» **Problem description**:
Hunt for the word "subject" across the entries below, copying each line that holds it.

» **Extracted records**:
☆ ☆ ☆ ☆ ☆ ☆ ☆

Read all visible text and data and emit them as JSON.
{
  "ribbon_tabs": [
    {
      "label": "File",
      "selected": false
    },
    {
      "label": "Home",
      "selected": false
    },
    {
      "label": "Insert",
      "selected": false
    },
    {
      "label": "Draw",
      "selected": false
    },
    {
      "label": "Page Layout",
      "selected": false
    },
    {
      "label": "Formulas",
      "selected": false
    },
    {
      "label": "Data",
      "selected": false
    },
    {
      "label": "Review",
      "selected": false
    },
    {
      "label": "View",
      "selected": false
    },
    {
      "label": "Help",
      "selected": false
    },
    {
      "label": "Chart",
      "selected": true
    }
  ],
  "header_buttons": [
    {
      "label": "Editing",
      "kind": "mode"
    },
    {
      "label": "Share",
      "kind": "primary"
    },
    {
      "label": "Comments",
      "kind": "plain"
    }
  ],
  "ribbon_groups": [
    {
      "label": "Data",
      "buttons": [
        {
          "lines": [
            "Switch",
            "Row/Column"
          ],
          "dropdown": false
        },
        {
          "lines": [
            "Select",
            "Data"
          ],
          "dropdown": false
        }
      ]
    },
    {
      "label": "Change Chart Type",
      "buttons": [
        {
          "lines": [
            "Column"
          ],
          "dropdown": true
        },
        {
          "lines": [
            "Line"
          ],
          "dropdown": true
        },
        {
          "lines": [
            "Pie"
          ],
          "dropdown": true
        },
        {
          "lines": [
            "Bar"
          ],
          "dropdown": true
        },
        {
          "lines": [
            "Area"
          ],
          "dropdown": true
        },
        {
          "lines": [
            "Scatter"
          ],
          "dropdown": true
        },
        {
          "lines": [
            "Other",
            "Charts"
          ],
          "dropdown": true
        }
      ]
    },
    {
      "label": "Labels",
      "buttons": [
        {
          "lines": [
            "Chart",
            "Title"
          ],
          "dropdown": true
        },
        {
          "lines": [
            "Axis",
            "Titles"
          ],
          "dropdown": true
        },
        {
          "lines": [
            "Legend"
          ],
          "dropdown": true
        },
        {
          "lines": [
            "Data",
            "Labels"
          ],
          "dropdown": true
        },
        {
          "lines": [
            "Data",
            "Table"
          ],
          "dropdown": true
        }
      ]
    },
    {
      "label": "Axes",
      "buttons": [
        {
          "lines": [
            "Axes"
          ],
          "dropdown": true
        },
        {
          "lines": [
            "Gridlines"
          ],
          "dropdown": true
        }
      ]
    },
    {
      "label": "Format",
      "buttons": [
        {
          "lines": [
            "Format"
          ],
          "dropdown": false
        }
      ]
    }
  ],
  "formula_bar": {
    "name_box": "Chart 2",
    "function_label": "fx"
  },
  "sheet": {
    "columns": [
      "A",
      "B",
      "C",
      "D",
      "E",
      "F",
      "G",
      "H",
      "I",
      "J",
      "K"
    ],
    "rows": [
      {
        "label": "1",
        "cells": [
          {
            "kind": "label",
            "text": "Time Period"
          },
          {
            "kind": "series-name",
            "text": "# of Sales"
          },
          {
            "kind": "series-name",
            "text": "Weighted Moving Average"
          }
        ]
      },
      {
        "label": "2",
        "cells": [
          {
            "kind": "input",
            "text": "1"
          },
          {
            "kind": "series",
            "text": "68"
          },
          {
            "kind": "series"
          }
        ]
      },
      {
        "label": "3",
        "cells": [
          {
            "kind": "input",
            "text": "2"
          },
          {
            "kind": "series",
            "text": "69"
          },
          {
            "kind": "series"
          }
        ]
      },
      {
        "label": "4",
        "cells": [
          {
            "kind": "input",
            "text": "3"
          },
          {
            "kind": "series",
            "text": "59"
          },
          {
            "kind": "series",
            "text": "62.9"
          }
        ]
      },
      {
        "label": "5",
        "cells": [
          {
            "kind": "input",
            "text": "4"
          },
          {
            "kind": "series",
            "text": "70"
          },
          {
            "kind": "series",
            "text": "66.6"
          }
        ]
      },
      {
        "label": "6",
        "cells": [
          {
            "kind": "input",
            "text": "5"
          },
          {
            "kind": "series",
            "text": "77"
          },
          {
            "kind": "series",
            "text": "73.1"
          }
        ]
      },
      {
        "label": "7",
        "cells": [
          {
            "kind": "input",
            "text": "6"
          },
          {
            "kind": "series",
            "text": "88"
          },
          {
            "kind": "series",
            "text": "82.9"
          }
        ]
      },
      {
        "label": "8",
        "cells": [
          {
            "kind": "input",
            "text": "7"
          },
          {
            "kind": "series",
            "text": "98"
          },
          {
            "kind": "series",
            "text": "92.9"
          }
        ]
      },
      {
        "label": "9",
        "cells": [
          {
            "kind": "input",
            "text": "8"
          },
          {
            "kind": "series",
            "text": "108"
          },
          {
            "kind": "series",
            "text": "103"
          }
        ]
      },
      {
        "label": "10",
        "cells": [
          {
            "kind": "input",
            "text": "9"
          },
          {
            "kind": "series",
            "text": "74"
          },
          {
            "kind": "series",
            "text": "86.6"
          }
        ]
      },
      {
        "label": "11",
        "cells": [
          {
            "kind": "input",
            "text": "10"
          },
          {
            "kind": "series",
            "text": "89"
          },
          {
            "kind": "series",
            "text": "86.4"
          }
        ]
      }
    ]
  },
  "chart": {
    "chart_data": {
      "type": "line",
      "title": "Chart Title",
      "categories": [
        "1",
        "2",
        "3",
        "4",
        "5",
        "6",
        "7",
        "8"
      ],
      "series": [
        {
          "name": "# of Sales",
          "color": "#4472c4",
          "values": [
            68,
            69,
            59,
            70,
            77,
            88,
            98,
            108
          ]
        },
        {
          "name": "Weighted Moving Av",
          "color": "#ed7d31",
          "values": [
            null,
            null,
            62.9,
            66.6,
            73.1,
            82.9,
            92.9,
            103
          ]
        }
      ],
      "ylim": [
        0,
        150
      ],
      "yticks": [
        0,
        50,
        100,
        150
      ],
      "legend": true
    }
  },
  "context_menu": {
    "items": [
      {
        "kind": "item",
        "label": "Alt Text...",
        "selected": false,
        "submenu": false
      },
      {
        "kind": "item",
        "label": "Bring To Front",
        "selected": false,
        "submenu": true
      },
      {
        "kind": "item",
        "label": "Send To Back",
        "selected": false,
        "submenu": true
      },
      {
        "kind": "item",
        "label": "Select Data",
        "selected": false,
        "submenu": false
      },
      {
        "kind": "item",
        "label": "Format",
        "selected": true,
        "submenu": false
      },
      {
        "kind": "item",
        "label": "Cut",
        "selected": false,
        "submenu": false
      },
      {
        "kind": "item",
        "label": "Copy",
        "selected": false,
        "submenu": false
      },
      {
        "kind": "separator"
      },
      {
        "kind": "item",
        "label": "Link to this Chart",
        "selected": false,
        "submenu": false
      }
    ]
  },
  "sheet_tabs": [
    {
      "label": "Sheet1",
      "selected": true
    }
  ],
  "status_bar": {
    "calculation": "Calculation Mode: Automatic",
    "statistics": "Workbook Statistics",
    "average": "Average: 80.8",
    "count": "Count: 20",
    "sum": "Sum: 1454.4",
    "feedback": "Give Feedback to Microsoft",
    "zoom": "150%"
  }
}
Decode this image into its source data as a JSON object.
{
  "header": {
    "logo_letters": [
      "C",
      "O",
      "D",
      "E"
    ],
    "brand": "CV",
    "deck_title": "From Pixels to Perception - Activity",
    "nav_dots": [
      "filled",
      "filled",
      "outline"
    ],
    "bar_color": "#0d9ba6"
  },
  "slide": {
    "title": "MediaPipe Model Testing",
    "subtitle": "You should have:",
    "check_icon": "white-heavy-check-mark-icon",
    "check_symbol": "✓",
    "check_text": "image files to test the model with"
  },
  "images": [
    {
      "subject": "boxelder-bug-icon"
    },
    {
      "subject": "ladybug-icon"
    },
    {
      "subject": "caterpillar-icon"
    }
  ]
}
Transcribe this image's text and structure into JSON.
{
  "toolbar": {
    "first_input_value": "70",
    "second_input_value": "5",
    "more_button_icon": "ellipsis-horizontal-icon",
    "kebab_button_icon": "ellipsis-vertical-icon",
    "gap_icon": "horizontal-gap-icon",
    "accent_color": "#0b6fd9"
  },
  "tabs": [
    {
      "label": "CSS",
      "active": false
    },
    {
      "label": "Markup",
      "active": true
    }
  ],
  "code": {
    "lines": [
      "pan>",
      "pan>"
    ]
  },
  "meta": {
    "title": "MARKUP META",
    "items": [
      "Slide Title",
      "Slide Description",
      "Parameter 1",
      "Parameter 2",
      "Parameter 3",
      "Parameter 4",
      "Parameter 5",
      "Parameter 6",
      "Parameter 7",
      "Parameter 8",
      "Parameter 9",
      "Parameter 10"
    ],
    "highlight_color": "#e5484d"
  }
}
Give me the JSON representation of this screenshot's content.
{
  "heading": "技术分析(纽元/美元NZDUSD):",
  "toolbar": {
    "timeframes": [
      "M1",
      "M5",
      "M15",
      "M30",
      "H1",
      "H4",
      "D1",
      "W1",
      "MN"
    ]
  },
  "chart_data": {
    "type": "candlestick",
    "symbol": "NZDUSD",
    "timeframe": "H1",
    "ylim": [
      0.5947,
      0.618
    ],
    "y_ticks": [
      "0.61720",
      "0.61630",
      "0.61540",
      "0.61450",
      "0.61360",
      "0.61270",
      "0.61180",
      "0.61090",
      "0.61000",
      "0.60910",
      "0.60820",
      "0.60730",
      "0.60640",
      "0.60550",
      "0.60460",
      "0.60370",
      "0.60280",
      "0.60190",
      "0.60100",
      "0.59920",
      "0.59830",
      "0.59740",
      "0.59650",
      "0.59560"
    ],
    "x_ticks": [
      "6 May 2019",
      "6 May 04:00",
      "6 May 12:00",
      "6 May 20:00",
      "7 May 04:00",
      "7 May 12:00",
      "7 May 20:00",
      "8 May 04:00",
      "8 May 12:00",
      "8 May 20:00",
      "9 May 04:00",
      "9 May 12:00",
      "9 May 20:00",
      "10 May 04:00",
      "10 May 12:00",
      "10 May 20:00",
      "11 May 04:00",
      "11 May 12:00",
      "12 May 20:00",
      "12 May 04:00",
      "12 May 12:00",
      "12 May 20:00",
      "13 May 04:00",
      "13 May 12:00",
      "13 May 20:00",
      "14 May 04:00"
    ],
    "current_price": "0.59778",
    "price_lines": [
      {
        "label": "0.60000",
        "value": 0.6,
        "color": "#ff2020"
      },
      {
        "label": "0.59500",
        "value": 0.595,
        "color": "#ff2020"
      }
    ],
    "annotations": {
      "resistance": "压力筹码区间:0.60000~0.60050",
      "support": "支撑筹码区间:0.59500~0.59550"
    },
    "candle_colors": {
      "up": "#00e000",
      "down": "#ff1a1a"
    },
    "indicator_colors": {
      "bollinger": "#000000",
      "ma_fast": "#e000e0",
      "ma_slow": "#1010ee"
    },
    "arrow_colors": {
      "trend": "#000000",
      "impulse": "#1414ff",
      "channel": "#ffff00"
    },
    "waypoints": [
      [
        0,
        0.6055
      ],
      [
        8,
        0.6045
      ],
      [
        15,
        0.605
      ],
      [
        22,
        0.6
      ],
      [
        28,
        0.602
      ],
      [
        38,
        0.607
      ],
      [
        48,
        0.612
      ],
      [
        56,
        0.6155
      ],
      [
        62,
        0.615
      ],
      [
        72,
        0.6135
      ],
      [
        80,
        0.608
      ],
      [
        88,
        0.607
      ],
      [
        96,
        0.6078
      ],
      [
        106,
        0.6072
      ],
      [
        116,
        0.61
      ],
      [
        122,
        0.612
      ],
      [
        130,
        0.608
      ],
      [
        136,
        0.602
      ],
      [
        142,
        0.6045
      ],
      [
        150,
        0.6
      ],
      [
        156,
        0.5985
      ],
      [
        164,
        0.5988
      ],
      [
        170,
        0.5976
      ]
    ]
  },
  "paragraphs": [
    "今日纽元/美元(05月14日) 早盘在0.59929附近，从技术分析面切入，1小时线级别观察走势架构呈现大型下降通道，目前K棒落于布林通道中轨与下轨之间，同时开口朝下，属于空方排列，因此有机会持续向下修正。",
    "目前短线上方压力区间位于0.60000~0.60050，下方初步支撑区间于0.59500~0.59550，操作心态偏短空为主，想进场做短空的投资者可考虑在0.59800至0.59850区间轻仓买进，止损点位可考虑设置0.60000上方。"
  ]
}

☆ ☆ ☆ ☆ ☆ ☆ ☆

» **Correct output**:
      "subject": "boxelder-bug-icon"
      "subject": "ladybug-icon"
      "subject": "caterpillar-icon"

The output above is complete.